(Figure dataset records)
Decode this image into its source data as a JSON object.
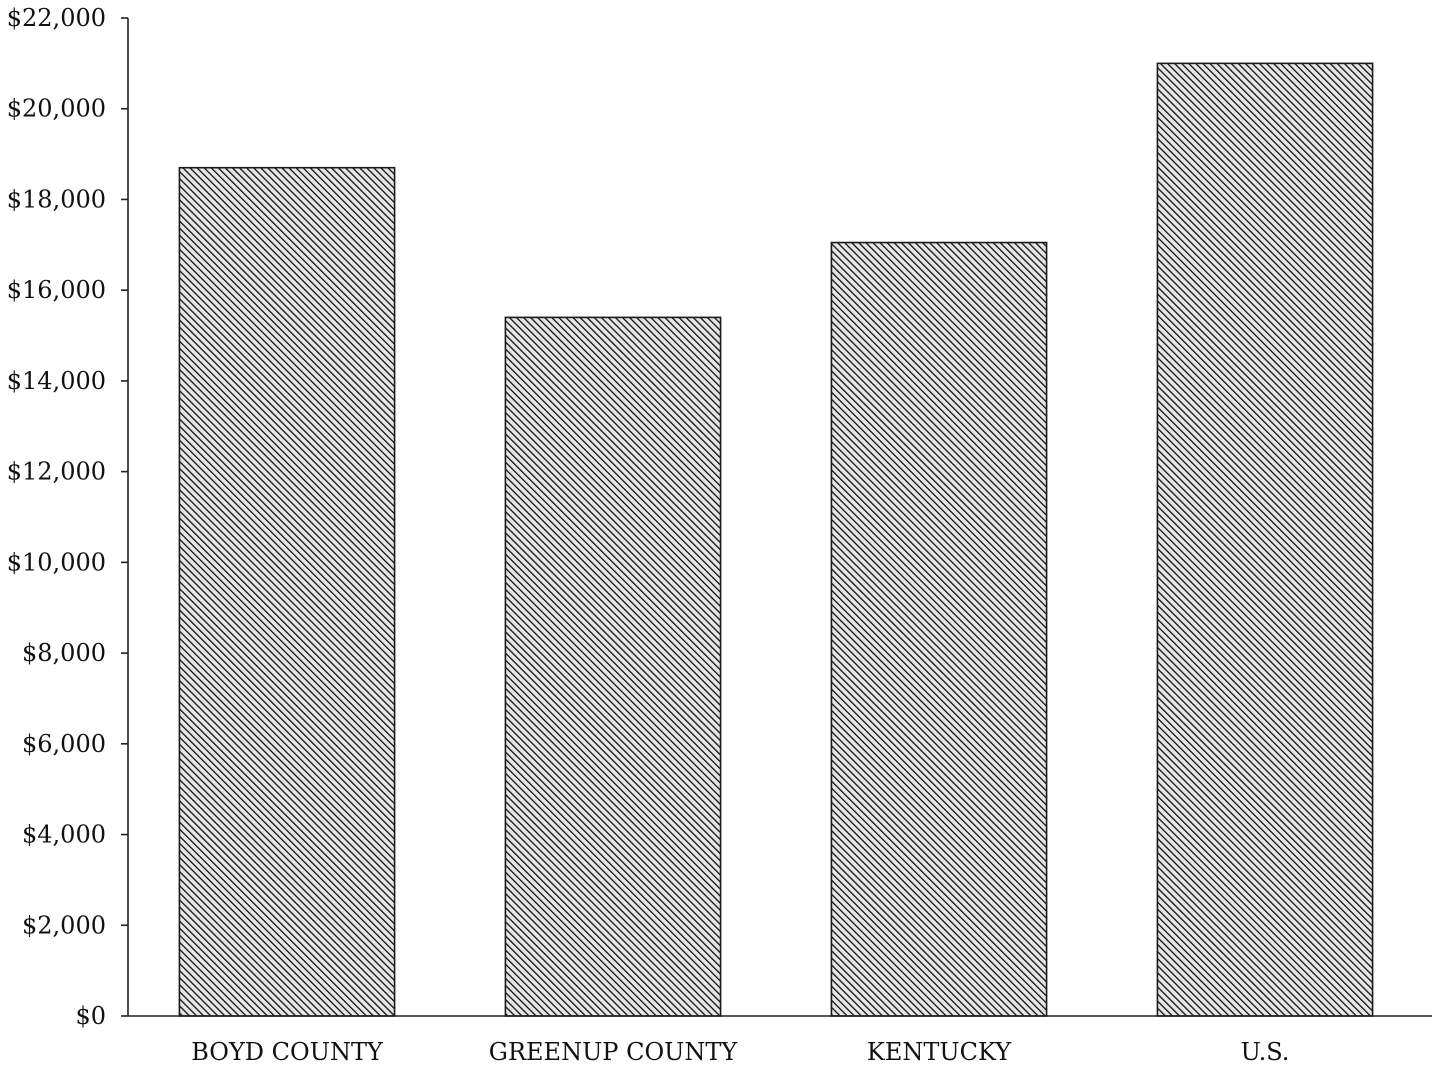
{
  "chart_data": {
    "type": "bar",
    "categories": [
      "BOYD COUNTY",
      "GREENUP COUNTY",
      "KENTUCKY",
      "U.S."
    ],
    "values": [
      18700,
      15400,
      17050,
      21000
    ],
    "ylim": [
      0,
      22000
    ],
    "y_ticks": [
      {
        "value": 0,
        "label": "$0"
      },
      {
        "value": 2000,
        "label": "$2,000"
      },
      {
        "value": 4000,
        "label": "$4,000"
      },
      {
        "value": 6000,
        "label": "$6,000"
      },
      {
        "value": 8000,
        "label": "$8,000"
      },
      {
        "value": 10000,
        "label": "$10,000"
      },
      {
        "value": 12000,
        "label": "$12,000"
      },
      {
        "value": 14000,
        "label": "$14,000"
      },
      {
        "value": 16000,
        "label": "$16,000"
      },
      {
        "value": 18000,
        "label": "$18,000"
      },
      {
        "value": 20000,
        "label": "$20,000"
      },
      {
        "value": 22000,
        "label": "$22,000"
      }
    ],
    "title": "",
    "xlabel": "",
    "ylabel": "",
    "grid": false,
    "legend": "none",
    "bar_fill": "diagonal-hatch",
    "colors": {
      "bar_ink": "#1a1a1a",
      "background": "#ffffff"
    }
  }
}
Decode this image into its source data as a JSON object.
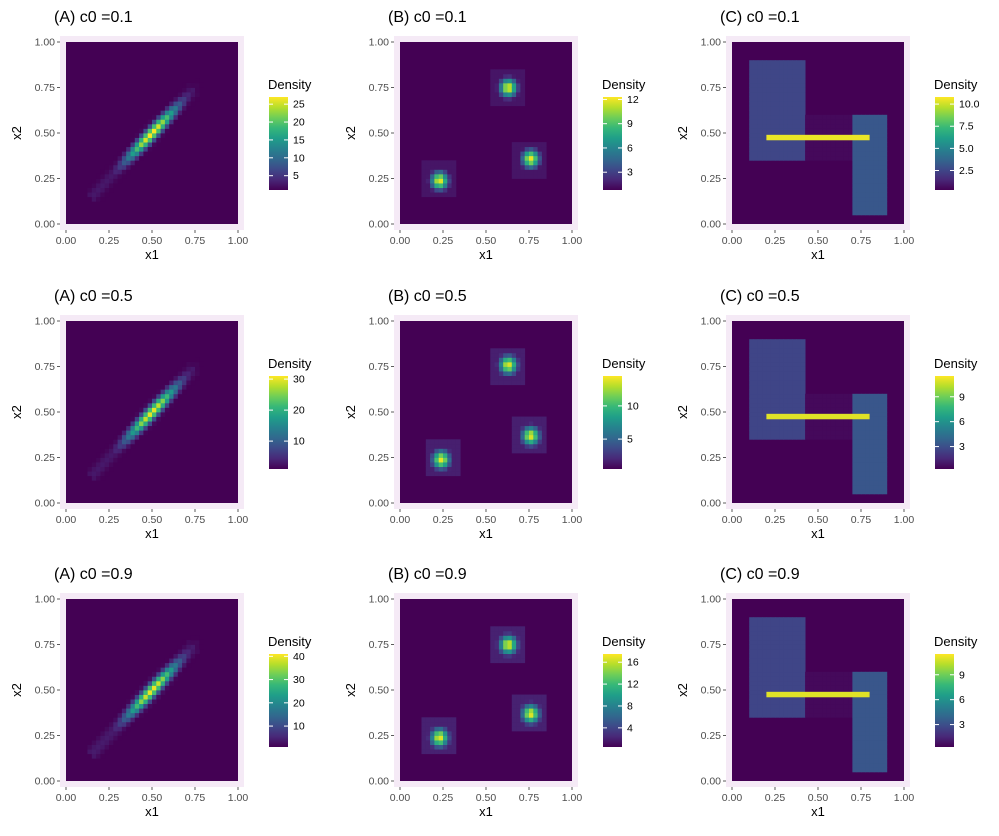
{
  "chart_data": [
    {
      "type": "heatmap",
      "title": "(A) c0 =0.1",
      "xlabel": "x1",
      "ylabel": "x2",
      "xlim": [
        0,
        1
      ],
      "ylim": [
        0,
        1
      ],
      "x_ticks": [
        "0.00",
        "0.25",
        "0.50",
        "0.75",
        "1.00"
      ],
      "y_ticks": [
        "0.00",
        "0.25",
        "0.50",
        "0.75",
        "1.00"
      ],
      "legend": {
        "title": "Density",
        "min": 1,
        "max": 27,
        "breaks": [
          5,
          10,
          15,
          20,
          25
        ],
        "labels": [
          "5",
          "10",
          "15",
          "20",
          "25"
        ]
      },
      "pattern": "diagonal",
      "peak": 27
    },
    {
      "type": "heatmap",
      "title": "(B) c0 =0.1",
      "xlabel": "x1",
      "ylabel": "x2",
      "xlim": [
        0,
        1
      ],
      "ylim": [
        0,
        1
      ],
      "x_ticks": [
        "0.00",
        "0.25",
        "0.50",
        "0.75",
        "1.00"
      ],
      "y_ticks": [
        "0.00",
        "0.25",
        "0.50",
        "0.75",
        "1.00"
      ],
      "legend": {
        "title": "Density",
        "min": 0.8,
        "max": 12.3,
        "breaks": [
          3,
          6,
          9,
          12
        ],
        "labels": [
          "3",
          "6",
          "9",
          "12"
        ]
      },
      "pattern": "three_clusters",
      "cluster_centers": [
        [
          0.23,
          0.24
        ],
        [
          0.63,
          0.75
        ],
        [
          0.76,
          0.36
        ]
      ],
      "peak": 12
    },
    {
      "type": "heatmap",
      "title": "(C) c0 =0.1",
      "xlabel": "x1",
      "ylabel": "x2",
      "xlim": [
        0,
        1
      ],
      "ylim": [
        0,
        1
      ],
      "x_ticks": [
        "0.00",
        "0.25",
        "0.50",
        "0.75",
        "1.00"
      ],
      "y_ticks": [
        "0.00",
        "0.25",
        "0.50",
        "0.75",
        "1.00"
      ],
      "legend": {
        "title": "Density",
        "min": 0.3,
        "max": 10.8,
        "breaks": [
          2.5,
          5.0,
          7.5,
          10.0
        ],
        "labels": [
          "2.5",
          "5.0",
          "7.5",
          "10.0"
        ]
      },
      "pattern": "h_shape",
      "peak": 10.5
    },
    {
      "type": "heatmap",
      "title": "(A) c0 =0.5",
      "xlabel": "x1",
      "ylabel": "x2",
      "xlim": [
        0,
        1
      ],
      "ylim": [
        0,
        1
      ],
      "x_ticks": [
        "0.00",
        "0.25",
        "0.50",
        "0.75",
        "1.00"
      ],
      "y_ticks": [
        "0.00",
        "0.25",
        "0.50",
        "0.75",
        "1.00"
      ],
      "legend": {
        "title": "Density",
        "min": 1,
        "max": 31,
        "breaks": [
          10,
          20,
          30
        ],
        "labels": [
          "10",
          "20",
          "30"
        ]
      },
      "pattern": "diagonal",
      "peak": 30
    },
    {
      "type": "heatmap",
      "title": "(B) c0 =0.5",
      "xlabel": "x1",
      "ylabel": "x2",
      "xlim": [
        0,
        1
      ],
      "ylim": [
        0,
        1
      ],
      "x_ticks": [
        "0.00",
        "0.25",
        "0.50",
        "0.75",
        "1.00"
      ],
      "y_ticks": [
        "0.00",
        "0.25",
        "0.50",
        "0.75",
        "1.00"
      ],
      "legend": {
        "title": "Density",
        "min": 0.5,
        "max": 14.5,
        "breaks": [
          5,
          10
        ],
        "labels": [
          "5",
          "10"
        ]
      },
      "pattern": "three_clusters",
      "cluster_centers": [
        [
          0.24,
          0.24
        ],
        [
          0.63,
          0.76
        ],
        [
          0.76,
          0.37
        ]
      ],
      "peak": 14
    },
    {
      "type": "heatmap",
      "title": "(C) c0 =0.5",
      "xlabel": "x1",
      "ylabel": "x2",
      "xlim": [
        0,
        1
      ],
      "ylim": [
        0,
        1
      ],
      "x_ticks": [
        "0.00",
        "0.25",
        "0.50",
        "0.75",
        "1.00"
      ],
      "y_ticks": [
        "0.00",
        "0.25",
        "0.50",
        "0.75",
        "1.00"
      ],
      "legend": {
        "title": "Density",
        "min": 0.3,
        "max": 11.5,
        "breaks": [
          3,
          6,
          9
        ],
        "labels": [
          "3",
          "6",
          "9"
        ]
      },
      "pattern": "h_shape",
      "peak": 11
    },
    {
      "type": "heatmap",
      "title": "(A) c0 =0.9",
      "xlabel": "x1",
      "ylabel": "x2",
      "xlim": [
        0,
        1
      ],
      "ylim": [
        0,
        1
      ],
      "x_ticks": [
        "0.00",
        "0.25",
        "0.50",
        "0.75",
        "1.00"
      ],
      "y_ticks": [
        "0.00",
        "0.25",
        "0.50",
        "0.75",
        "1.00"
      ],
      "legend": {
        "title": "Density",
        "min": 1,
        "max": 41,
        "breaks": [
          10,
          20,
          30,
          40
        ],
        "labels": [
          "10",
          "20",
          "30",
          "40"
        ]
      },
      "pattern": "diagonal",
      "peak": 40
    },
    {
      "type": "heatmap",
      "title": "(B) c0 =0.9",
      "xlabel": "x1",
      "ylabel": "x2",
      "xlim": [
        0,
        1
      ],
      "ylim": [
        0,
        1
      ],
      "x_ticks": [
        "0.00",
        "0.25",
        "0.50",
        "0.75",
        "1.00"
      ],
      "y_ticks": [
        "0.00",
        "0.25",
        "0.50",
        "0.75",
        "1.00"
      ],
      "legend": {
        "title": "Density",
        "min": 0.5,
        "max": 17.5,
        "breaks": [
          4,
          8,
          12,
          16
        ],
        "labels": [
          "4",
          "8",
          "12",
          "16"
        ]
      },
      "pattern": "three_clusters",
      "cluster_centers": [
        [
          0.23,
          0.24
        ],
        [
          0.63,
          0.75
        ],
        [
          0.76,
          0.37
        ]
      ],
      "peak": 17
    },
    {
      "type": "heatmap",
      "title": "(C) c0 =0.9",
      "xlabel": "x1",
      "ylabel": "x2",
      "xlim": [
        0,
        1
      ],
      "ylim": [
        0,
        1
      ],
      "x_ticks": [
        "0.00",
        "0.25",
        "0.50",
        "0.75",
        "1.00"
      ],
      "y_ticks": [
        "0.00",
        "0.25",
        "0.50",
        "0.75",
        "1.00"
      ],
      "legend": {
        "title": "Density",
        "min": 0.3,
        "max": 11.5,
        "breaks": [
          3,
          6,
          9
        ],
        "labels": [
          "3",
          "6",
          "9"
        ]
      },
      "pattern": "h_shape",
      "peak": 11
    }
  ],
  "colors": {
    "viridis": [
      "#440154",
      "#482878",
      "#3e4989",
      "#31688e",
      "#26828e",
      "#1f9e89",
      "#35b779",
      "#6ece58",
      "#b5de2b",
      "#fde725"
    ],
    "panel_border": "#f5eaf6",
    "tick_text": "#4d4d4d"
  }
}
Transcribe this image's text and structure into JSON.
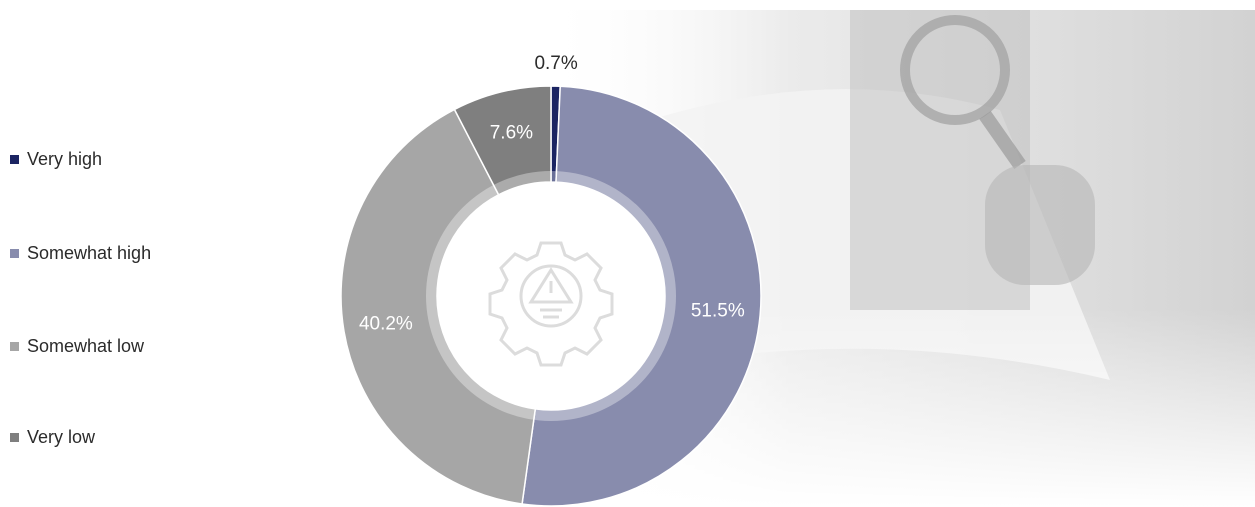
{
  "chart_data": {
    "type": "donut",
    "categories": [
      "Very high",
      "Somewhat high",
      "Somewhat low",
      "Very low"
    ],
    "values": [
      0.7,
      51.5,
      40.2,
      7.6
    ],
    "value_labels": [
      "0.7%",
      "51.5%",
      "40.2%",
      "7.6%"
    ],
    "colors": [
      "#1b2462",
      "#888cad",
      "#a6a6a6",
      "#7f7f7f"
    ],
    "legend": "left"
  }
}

## WHAT IS REQUIRED
Determine how many lines of the data contain "peak" and give nothing but that number.

## SOLUTION FOR THIS EXERCISE
9